[Exercise text]
========================================
Operative Treatment of Penetrating Spinal Trauma

149 Operative Treatment of Penetrating Spinal Trauma
Ricardo J. Komotar and Marc L. Otten



♦ Preoperative


Operative Planning



  • Review imaging (computed tomography, radiographs, myelogram, magnetic resonance imaging)
  • Penetrating injuries of the cervical spine require evaluation of the carotid and vertebral arteries with angiography
  • Early surgery within the first week following injury is associated with high complication rates; delayed surgery is preferred unless there is progressive neurologic deterioration.
  • Dorsal approach is most commonly used for penetrating spinal wounds, but a transpedicular approach may be utilized for anterolateral and lateral extrinsic mass lesions:


    • Anterior approaches to the thoracic and lumbar spine usually do not offer wide enough exposure to the dural sac for cases that require intradural exploration and dural repair; anterior approaches are best reserved for instances of masses causing extrinsic dural compression
    • The following discussion concerns decompression, with stabilization procedures covered elsewhere

Special Equipment



  • Spinal tray
  • High-speed drill optional
  • Mayfield head holder

Anesthetic Issues



  • Arterial line for blood pressure monitoring
  • Intravenous antibiotic prophylaxis (cefazolin 2 g or vancomycin 1 g for adults) should be given 30 minutes prior to incision
  • There is no clinical evidence to support use of preoperative steroids

♦ Intraoperative


Positioning



  • Patient in prone position
  • Head fixation with Mayfield head holder for posterior cervical approaches

Planning of Incision and Laminectomy



  • Midline incision centered over the level(s) of injury and allowing exposure of several levels rostral to injury
  • Paraspinal muscles are reflected in the subperiosteal plane: avoid plunging into the spinal canal through a bony defect with the Bovie cautery.
========================================
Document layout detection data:
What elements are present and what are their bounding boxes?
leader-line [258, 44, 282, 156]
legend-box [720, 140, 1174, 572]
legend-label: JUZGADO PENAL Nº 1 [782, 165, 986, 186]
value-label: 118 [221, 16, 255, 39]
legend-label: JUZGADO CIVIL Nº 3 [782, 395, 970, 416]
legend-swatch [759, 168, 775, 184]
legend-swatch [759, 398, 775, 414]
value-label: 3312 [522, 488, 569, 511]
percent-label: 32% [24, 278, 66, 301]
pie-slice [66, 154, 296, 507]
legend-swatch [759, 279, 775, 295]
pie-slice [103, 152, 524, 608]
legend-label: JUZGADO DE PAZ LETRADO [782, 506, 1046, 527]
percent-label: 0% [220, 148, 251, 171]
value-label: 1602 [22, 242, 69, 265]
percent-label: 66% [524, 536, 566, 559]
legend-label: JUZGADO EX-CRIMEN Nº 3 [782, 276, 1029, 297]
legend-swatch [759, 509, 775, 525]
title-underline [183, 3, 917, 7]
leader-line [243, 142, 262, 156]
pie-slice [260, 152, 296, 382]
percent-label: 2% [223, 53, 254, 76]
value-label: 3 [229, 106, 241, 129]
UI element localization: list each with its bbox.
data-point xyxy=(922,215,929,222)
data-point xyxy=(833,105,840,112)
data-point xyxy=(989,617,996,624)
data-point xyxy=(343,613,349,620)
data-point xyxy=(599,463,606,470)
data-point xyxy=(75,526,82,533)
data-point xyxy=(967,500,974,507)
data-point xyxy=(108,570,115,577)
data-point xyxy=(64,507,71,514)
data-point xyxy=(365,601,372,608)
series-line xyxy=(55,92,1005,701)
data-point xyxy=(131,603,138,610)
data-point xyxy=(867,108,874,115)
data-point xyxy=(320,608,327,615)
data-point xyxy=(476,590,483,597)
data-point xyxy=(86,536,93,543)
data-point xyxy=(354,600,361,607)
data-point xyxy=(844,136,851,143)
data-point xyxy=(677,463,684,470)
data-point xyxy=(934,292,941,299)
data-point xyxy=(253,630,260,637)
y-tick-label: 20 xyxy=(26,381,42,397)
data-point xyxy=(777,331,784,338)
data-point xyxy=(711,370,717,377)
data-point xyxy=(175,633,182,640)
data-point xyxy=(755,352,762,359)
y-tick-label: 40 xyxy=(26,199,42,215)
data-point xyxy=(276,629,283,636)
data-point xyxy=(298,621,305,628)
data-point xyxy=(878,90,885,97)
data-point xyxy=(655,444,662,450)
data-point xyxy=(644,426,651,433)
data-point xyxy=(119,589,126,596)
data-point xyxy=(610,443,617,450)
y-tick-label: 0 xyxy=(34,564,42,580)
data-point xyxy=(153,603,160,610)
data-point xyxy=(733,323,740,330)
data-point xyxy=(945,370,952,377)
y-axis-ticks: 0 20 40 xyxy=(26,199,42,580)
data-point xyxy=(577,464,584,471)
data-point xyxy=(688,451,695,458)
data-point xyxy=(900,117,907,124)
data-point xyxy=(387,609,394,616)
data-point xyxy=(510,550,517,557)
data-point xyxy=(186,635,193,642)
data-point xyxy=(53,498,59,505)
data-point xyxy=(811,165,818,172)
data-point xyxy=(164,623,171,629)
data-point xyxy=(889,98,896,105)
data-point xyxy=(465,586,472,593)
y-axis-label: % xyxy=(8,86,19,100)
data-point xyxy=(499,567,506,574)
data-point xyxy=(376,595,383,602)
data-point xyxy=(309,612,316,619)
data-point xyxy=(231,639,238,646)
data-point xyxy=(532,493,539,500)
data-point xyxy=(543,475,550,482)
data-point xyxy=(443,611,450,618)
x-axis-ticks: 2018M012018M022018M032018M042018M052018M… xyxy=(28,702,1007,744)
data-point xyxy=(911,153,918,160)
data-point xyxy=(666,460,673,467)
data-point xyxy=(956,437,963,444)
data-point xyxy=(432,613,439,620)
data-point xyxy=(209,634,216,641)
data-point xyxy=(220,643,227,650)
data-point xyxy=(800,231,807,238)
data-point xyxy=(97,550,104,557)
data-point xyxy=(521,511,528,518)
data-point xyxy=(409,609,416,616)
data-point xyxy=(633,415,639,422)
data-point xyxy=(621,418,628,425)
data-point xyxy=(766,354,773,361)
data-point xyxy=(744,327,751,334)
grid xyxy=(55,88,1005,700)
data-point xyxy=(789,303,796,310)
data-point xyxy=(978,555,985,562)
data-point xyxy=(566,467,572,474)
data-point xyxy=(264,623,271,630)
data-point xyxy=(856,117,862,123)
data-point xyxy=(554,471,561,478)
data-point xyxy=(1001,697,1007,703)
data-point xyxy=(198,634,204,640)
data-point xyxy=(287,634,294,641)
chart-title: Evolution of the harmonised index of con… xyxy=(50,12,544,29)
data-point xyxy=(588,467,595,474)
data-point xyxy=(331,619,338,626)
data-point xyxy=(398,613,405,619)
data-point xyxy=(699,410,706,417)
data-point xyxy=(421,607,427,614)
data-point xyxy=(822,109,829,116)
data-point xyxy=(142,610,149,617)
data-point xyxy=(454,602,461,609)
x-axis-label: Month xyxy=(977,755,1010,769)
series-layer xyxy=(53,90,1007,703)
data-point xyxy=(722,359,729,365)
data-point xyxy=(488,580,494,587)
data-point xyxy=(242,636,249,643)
========================================
[Task list]
1. Translate this sentence from the outline on penetrating spinal trauma into Spanish: "There is no clinical evidence to support use of preoperative steroids."
2. According to the outline on penetrating spinal trauma, how long before the incision should intravenous antibiotic prophylaxis be given?
3. Write what comes next in the outline on penetrating spinal trauma, going on from its last point.

[Outputs in order]
1. No hay evidencia clínica que respalde el uso de esteroides preoperatorios.

2. 30 minutes prior to incision.

3.
  • A wide laminectomy is performed to expose the entry site of the missile into the dura and to provide decompression of the spinal cord at levels rostral to the penetrating injury.
  • Facet joints are preserved.

Dural Opening



  • If intradural exploration is indicated, the dura is opened further with a midline incision to expose the injured segment of the spinal cord.
  • The dural opening is maintained with tacking sutures.
  • A midline myelotomy is used to gain access to an intramedullary hematoma or mass; deviation from the midline causes injury to the posterior columns.
  • The intramedullary clot is removed with suction, irrigation, and minimal manipulation of the spinal cord tissue.

Closure



  • Dura is closed with a running suture, without constriction of the dural contents.
  • Dural defects that cannot be primarily repaired may be closed with patch grafting of harvested fascia lata or thoracodorsal fascia.
  • Inaccessible dural defects in the ventral dural sac are not explored.
  • Muscle and fascia are closed in layers with Vicryl sutures.
  • Skin is closed with staples.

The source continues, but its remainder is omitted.